=== Directive ===
Report how many lines include the word "JSON", and nothing besides that number.

Dataset rows about figures
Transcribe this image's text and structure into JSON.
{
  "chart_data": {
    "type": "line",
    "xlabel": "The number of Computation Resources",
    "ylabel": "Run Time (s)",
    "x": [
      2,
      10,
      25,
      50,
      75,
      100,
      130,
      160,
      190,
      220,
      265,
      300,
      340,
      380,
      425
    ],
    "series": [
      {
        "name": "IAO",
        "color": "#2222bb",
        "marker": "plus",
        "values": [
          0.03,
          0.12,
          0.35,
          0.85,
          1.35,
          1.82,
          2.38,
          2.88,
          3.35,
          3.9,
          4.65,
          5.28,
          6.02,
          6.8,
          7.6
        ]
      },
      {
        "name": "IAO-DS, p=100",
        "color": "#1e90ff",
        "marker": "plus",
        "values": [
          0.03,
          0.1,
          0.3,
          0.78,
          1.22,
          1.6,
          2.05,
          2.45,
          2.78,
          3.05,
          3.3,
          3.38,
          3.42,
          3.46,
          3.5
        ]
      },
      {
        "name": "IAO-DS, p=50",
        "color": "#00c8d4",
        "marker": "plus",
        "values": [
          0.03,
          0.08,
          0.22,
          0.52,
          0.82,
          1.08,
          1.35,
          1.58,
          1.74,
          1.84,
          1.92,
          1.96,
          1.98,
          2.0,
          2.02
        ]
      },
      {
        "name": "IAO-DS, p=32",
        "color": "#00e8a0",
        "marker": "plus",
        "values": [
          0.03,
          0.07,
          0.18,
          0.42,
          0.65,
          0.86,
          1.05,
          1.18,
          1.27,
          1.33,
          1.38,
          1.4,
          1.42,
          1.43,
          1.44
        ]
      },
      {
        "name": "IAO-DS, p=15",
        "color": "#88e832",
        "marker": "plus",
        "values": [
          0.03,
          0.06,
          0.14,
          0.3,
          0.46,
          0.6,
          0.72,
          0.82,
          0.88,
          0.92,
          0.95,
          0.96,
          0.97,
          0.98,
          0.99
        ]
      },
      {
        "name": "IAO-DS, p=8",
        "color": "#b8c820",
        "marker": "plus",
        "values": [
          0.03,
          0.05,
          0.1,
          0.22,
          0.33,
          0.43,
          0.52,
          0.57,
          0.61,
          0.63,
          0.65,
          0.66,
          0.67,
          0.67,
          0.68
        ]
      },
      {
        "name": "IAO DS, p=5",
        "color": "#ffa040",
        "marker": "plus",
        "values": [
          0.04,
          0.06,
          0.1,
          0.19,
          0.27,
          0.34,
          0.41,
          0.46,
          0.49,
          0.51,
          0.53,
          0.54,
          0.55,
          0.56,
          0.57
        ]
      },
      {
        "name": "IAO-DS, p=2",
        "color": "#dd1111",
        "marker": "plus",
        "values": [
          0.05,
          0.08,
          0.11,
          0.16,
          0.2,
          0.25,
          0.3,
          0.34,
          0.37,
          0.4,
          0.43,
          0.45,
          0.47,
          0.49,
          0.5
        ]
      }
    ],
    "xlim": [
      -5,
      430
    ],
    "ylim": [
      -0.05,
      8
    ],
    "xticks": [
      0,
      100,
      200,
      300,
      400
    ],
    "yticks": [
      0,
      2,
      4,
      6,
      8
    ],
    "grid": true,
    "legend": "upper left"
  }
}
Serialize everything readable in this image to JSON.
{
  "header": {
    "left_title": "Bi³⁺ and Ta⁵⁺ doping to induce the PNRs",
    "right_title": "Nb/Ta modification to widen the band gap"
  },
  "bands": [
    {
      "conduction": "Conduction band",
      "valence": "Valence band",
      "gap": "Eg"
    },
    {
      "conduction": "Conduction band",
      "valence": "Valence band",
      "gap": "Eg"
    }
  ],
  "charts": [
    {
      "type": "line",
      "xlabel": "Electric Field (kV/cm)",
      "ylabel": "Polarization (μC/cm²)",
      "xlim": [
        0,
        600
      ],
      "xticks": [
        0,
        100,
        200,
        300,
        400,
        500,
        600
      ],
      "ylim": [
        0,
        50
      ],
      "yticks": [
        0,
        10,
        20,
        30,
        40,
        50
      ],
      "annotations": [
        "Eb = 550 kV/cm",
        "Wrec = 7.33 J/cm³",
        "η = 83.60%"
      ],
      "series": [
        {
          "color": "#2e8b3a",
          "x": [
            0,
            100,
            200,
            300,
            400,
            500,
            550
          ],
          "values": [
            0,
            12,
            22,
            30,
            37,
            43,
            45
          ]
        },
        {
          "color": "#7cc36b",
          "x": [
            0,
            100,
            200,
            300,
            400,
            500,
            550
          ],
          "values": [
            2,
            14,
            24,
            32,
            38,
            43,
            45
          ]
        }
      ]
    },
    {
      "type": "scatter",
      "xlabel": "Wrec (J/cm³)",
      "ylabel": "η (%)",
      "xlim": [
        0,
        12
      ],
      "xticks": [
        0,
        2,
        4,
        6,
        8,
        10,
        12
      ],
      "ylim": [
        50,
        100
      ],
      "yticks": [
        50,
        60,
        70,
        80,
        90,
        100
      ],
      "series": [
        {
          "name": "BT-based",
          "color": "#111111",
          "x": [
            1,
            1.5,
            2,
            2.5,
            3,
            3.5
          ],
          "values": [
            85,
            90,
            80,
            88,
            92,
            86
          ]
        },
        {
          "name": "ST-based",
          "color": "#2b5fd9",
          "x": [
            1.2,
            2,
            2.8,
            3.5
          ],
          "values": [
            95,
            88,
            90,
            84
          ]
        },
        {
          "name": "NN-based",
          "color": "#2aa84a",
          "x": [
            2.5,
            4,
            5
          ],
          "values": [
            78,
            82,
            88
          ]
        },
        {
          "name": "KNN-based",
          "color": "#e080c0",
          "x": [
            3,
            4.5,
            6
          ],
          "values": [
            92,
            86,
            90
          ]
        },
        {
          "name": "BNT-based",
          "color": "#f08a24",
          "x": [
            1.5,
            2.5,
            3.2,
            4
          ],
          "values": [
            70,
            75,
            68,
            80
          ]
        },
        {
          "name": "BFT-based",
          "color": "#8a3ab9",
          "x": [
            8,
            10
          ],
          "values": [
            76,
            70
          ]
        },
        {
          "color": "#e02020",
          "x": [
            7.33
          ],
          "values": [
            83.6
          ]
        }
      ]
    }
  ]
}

=== Result of the task ===
2